+++ MATERIAL PROVIDED +++

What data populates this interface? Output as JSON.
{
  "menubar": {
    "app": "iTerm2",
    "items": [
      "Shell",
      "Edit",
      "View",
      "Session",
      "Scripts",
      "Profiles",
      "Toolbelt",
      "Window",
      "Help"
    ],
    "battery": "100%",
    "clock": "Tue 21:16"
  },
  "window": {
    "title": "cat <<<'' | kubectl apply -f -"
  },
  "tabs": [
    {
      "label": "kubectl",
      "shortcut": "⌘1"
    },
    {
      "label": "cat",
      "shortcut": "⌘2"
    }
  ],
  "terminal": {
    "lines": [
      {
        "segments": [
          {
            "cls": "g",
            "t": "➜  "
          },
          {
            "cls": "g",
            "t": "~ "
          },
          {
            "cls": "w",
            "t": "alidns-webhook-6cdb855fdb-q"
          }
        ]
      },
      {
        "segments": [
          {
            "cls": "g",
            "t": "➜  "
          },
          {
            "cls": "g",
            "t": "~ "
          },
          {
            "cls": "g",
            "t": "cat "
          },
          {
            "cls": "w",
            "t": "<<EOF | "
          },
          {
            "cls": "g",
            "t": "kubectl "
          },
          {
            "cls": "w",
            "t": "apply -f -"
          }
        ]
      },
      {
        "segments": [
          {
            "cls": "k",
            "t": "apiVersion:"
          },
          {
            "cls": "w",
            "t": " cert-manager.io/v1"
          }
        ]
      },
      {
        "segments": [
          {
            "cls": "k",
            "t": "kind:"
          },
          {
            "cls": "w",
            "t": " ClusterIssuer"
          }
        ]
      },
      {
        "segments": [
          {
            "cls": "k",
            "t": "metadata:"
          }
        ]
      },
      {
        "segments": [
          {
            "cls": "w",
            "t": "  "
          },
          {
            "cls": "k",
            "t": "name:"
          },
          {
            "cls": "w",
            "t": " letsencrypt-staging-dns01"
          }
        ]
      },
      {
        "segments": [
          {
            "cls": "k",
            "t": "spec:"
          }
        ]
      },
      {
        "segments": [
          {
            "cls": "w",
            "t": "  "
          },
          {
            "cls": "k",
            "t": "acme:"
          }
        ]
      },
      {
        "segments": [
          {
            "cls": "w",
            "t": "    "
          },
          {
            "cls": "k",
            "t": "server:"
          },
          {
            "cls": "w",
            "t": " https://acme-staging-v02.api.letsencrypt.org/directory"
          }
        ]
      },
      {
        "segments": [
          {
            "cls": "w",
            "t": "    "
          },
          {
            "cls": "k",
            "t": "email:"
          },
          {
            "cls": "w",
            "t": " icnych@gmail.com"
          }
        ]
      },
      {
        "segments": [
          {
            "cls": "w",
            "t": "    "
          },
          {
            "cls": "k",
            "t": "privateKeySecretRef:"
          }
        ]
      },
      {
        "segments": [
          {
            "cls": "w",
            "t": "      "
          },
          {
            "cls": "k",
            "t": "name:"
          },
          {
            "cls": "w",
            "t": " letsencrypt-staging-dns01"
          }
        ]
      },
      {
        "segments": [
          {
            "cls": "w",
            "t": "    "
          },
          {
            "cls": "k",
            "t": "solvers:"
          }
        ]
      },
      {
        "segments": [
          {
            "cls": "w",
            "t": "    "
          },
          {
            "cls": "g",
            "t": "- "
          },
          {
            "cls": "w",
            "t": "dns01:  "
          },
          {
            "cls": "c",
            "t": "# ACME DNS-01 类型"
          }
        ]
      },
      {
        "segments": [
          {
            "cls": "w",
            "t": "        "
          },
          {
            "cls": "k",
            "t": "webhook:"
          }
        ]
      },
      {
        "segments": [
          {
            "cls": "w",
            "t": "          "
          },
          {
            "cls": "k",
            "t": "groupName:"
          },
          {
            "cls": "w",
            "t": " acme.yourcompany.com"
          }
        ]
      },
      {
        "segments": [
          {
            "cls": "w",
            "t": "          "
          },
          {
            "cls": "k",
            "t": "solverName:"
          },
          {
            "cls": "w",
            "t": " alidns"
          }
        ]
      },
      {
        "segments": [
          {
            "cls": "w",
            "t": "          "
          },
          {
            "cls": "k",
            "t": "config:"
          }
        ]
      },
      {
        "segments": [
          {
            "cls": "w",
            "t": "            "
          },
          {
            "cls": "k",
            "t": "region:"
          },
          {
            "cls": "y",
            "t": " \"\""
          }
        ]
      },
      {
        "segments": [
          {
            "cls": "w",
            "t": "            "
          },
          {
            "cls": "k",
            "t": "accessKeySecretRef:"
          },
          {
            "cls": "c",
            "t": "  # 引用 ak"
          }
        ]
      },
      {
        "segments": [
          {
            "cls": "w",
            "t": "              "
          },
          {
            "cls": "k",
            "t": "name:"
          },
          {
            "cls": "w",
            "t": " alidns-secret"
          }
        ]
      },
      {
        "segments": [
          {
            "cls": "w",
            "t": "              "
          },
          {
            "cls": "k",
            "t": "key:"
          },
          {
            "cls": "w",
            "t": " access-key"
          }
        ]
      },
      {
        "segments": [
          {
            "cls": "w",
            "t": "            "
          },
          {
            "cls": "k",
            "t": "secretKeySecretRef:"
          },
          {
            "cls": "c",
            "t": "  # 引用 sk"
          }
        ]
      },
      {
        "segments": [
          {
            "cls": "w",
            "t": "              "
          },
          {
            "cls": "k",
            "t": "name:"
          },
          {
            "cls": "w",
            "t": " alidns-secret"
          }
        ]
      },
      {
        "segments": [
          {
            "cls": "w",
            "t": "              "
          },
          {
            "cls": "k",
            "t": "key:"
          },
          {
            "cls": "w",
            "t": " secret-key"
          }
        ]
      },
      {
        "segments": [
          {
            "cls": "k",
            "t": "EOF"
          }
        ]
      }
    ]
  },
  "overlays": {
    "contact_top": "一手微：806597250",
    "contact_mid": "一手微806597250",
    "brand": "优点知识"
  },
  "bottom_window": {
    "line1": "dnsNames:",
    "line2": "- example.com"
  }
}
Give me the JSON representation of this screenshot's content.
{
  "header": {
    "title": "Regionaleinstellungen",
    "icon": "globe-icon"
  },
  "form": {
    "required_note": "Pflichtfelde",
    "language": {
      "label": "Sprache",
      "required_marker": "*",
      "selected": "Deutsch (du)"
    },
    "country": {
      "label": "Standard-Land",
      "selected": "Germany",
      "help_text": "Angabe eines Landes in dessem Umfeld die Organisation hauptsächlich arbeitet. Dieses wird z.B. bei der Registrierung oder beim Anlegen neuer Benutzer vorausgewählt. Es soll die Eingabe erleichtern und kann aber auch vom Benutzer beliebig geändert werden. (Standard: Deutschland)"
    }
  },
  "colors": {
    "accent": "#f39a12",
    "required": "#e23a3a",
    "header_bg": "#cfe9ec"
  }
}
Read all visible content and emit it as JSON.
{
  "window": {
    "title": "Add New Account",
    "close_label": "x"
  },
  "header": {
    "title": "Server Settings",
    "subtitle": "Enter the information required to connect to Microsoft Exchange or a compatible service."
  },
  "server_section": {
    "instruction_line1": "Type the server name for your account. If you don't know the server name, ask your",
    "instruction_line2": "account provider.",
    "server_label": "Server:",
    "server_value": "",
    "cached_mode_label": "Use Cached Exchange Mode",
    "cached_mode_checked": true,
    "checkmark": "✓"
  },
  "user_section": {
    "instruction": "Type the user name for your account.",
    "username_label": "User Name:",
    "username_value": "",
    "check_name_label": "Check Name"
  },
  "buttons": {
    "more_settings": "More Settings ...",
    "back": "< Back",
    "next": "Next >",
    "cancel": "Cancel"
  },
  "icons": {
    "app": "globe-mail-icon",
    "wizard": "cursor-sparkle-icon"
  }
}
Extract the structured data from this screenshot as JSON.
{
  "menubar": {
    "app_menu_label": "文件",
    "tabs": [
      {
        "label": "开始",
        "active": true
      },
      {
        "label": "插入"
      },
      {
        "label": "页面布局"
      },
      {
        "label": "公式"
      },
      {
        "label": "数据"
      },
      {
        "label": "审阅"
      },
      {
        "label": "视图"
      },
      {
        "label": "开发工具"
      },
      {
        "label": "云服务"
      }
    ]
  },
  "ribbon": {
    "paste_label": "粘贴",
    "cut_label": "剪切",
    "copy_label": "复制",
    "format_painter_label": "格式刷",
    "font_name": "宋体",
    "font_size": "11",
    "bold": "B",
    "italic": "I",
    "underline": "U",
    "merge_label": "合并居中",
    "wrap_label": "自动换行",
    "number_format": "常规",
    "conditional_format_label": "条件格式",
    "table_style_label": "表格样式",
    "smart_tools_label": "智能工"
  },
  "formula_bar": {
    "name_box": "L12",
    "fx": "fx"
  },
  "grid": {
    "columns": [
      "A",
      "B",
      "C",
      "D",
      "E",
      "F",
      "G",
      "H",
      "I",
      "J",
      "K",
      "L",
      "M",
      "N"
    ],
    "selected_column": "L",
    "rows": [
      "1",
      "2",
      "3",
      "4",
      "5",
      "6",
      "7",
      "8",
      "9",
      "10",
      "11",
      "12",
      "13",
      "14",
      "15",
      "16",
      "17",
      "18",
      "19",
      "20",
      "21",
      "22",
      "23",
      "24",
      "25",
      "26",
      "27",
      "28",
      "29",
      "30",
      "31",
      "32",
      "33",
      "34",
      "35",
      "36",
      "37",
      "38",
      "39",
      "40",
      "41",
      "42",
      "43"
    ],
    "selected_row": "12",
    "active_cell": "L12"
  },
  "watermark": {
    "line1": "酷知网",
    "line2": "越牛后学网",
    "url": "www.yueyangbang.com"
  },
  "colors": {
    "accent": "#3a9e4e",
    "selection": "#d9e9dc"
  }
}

+++

WRITTEN REQUEST> Look for "Type" and pull out every line that has it.

THE RESULT>
    "instruction_line1": "Type the server name for your account. If you don't know the server name, ask your",
    "instruction": "Type the user name for your account.",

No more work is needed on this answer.